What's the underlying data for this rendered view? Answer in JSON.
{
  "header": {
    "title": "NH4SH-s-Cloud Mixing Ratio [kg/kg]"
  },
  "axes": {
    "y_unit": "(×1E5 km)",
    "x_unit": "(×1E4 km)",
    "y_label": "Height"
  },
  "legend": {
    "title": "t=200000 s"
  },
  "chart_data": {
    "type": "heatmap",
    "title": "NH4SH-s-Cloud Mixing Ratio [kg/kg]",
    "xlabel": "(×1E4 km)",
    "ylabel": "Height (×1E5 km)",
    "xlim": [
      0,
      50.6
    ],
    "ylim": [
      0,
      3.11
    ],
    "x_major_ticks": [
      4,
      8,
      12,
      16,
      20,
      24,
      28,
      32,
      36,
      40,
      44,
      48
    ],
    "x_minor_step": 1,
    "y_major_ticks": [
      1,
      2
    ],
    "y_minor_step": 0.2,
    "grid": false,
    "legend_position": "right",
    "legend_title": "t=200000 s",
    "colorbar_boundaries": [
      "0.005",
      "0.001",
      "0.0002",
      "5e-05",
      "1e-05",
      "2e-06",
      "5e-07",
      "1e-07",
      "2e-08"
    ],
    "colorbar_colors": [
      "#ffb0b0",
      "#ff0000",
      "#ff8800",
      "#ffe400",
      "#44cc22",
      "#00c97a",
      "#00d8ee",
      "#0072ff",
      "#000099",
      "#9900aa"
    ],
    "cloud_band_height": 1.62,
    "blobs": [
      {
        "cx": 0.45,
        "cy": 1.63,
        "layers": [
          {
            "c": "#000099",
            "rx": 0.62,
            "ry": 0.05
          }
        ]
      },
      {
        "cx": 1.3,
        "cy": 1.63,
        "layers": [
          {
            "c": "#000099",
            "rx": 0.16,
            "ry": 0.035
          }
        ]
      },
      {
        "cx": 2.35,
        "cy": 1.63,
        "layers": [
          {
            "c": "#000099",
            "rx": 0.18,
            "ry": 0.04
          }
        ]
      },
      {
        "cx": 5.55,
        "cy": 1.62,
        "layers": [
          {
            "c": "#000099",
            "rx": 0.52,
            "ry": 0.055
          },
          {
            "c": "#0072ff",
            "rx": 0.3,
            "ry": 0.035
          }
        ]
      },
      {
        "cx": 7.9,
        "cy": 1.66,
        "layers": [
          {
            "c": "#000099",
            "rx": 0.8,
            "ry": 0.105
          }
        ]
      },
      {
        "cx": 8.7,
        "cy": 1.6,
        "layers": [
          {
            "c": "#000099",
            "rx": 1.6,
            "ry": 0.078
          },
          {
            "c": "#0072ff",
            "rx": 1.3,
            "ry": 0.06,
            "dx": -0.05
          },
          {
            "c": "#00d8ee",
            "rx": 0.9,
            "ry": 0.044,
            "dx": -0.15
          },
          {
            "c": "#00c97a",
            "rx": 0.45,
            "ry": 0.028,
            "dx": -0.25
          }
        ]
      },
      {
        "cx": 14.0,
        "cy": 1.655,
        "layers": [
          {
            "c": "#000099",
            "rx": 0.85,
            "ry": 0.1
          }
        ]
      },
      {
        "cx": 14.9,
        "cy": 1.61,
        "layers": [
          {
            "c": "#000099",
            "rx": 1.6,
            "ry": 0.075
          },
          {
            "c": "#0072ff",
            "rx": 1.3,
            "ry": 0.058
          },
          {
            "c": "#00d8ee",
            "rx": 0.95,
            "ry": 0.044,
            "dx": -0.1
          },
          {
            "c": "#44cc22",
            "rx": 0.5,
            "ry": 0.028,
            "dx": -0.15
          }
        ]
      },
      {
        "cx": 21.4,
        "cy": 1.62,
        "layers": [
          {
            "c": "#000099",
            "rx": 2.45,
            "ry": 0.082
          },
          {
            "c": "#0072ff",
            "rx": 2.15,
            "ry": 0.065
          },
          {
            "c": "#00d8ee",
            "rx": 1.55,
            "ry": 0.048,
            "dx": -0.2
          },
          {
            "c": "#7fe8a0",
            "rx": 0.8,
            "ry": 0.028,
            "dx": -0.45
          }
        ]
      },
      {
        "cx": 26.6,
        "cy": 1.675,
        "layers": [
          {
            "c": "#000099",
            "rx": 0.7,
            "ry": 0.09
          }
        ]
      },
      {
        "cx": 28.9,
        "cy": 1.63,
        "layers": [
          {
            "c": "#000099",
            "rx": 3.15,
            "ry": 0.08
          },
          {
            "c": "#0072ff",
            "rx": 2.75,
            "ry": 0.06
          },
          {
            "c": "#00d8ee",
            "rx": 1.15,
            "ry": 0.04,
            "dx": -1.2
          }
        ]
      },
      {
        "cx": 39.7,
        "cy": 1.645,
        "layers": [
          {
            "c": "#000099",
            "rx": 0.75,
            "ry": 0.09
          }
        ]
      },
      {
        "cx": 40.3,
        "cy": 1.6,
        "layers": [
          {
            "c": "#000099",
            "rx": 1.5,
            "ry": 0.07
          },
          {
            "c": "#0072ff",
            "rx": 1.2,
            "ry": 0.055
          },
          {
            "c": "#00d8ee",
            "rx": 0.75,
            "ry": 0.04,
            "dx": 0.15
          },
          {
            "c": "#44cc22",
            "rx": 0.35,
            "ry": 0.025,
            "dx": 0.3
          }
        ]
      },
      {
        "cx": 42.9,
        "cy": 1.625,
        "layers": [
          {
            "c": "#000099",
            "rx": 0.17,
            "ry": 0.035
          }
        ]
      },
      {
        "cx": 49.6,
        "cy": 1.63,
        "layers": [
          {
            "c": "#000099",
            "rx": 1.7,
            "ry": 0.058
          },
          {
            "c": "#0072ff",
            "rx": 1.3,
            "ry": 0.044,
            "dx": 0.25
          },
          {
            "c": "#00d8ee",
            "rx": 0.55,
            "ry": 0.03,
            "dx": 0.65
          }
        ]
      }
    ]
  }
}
__________
### Your goal
Print out all the entries precisely as written.

### Result of the task
What's the underlying data for this rendered view? Answer in JSON.
{
  "header": {
    "title": "NH4SH-s-Cloud Mixing Ratio [kg/kg]"
  },
  "axes": {
    "y_unit": "(×1E5 km)",
    "x_unit": "(×1E4 km)",
    "y_label": "Height"
  },
  "legend": {
    "title": "t=200000 s"
  },
  "chart_data": {
    "type": "heatmap",
    "title": "NH4SH-s-Cloud Mixing Ratio [kg/kg]",
    "xlabel": "(×1E4 km)",
    "ylabel": "Height (×1E5 km)",
    "xlim": [
      0,
      50.6
    ],
    "ylim": [
      0,
      3.11
    ],
    "x_major_ticks": [
      4,
      8,
      12,
      16,
      20,
      24,
      28,
      32,
      36,
      40,
      44,
      48
    ],
    "x_minor_step": 1,
    "y_major_ticks": [
      1,
      2
    ],
    "y_minor_step": 0.2,
    "grid": false,
    "legend_position": "right",
    "legend_title": "t=200000 s",
    "colorbar_boundaries": [
      "0.005",
      "0.001",
      "0.0002",
      "5e-05",
      "1e-05",
      "2e-06",
      "5e-07",
      "1e-07",
      "2e-08"
    ],
    "colorbar_colors": [
      "#ffb0b0",
      "#ff0000",
      "#ff8800",
      "#ffe400",
      "#44cc22",
      "#00c97a",
      "#00d8ee",
      "#0072ff",
      "#000099",
      "#9900aa"
    ],
    "cloud_band_height": 1.62,
    "blobs": [
      {
        "cx": 0.45,
        "cy": 1.63,
        "layers": [
          {
            "c": "#000099",
            "rx": 0.62,
            "ry": 0.05
          }
        ]
      },
      {
        "cx": 1.3,
        "cy": 1.63,
        "layers": [
          {
            "c": "#000099",
            "rx": 0.16,
            "ry": 0.035
          }
        ]
      },
      {
        "cx": 2.35,
        "cy": 1.63,
        "layers": [
          {
            "c": "#000099",
            "rx": 0.18,
            "ry": 0.04
          }
        ]
      },
      {
        "cx": 5.55,
        "cy": 1.62,
        "layers": [
          {
            "c": "#000099",
            "rx": 0.52,
            "ry": 0.055
          },
          {
            "c": "#0072ff",
            "rx": 0.3,
            "ry": 0.035
          }
        ]
      },
      {
        "cx": 7.9,
        "cy": 1.66,
        "layers": [
          {
            "c": "#000099",
            "rx": 0.8,
            "ry": 0.105
          }
        ]
      },
      {
        "cx": 8.7,
        "cy": 1.6,
        "layers": [
          {
            "c": "#000099",
            "rx": 1.6,
            "ry": 0.078
          },
          {
            "c": "#0072ff",
            "rx": 1.3,
            "ry": 0.06,
            "dx": -0.05
          },
          {
            "c": "#00d8ee",
            "rx": 0.9,
            "ry": 0.044,
            "dx": -0.15
          },
          {
            "c": "#00c97a",
            "rx": 0.45,
            "ry": 0.028,
            "dx": -0.25
          }
        ]
      },
      {
        "cx": 14.0,
        "cy": 1.655,
        "layers": [
          {
            "c": "#000099",
            "rx": 0.85,
            "ry": 0.1
          }
        ]
      },
      {
        "cx": 14.9,
        "cy": 1.61,
        "layers": [
          {
            "c": "#000099",
            "rx": 1.6,
            "ry": 0.075
          },
          {
            "c": "#0072ff",
            "rx": 1.3,
            "ry": 0.058
          },
          {
            "c": "#00d8ee",
            "rx": 0.95,
            "ry": 0.044,
            "dx": -0.1
          },
          {
            "c": "#44cc22",
            "rx": 0.5,
            "ry": 0.028,
            "dx": -0.15
          }
        ]
      },
      {
        "cx": 21.4,
        "cy": 1.62,
        "layers": [
          {
            "c": "#000099",
            "rx": 2.45,
            "ry": 0.082
          },
          {
            "c": "#0072ff",
            "rx": 2.15,
            "ry": 0.065
          },
          {
            "c": "#00d8ee",
            "rx": 1.55,
            "ry": 0.048,
            "dx": -0.2
          },
          {
            "c": "#7fe8a0",
            "rx": 0.8,
            "ry": 0.028,
            "dx": -0.45
          }
        ]
      },
      {
        "cx": 26.6,
        "cy": 1.675,
        "layers": [
          {
            "c": "#000099",
            "rx": 0.7,
            "ry": 0.09
          }
        ]
      },
      {
        "cx": 28.9,
        "cy": 1.63,
        "layers": [
          {
            "c": "#000099",
            "rx": 3.15,
            "ry": 0.08
          },
          {
            "c": "#0072ff",
            "rx": 2.75,
            "ry": 0.06
          },
          {
            "c": "#00d8ee",
            "rx": 1.15,
            "ry": 0.04,
            "dx": -1.2
          }
        ]
      },
      {
        "cx": 39.7,
        "cy": 1.645,
        "layers": [
          {
            "c": "#000099",
            "rx": 0.75,
            "ry": 0.09
          }
        ]
      },
      {
        "cx": 40.3,
        "cy": 1.6,
        "layers": [
          {
            "c": "#000099",
            "rx": 1.5,
            "ry": 0.07
          },
          {
            "c": "#0072ff",
            "rx": 1.2,
            "ry": 0.055
          },
          {
            "c": "#00d8ee",
            "rx": 0.75,
            "ry": 0.04,
            "dx": 0.15
          },
          {
            "c": "#44cc22",
            "rx": 0.35,
            "ry": 0.025,
            "dx": 0.3
          }
        ]
      },
      {
        "cx": 42.9,
        "cy": 1.625,
        "layers": [
          {
            "c": "#000099",
            "rx": 0.17,
            "ry": 0.035
          }
        ]
      },
      {
        "cx": 49.6,
        "cy": 1.63,
        "layers": [
          {
            "c": "#000099",
            "rx": 1.7,
            "ry": 0.058
          },
          {
            "c": "#0072ff",
            "rx": 1.3,
            "ry": 0.044,
            "dx": 0.25
          },
          {
            "c": "#00d8ee",
            "rx": 0.55,
            "ry": 0.03,
            "dx": 0.65
          }
        ]
      }
    ]
  }
}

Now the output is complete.